• **WRITTEN REQUEST**
Extract all lines from the data beneath that include the word "frac".

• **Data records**

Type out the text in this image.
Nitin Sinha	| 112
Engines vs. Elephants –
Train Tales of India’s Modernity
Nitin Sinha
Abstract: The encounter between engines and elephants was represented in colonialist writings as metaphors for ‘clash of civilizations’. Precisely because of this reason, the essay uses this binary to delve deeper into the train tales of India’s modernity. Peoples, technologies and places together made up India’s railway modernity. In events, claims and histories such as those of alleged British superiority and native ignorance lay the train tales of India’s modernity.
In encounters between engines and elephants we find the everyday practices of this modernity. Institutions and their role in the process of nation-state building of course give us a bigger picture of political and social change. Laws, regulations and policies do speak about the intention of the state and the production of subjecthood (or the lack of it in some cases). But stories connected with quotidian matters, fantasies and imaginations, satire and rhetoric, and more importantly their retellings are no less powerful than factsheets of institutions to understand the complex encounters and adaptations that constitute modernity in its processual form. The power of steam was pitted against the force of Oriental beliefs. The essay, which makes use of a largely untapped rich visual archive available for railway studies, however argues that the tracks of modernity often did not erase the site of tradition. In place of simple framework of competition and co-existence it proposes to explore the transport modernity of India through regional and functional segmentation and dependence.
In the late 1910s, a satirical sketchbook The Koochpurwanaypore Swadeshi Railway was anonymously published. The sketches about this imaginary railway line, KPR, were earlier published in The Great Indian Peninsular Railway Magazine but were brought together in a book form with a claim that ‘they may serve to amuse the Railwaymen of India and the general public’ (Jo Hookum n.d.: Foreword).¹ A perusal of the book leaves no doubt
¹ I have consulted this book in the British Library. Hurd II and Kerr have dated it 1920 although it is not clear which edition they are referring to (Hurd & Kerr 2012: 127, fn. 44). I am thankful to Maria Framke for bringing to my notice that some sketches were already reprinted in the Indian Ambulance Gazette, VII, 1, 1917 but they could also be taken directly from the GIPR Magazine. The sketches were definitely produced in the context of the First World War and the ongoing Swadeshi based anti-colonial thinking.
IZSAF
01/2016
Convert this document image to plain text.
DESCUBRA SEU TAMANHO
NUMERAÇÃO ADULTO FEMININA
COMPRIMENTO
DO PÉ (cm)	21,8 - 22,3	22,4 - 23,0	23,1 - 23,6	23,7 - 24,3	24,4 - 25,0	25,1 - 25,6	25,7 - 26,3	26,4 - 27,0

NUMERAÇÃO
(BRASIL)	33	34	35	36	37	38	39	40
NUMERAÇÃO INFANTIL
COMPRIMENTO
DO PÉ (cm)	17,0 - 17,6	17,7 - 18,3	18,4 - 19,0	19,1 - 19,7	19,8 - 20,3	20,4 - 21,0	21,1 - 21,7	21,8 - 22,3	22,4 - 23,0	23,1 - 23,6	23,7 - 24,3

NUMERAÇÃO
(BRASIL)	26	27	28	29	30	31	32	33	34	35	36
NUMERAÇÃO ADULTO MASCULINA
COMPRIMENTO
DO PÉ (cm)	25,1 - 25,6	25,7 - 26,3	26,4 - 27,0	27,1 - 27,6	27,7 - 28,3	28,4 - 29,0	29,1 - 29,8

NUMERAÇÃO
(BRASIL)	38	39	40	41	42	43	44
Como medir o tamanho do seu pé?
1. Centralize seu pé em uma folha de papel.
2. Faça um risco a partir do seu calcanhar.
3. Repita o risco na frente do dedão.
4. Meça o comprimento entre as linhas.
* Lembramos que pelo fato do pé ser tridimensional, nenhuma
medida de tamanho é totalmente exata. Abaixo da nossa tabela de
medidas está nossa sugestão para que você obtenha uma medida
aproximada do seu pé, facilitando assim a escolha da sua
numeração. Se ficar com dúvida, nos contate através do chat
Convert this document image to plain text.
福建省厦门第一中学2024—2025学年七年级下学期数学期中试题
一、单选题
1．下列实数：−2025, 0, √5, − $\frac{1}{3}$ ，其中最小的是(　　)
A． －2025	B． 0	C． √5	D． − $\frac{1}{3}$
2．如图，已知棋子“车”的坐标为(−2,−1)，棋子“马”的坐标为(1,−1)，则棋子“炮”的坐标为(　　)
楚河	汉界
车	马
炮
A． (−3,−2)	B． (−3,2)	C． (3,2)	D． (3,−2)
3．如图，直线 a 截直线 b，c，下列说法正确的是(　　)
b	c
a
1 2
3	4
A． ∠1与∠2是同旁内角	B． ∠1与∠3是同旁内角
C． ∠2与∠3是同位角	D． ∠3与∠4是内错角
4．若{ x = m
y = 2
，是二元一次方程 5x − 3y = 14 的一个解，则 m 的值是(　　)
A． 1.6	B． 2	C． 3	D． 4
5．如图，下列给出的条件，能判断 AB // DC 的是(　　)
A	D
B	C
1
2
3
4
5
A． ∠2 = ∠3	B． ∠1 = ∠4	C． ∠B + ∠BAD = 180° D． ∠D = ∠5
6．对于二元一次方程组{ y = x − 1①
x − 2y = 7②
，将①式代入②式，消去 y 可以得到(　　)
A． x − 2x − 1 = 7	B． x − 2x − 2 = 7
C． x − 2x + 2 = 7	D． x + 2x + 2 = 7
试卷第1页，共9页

• **RESPONSE TO THIS EXERCISE**
1．下列实数：−2025, 0, √5, − $\frac{1}{3}$ ，其中最小的是(　　)
A． －2025	B． 0	C． √5	D． − $\frac{1}{3}$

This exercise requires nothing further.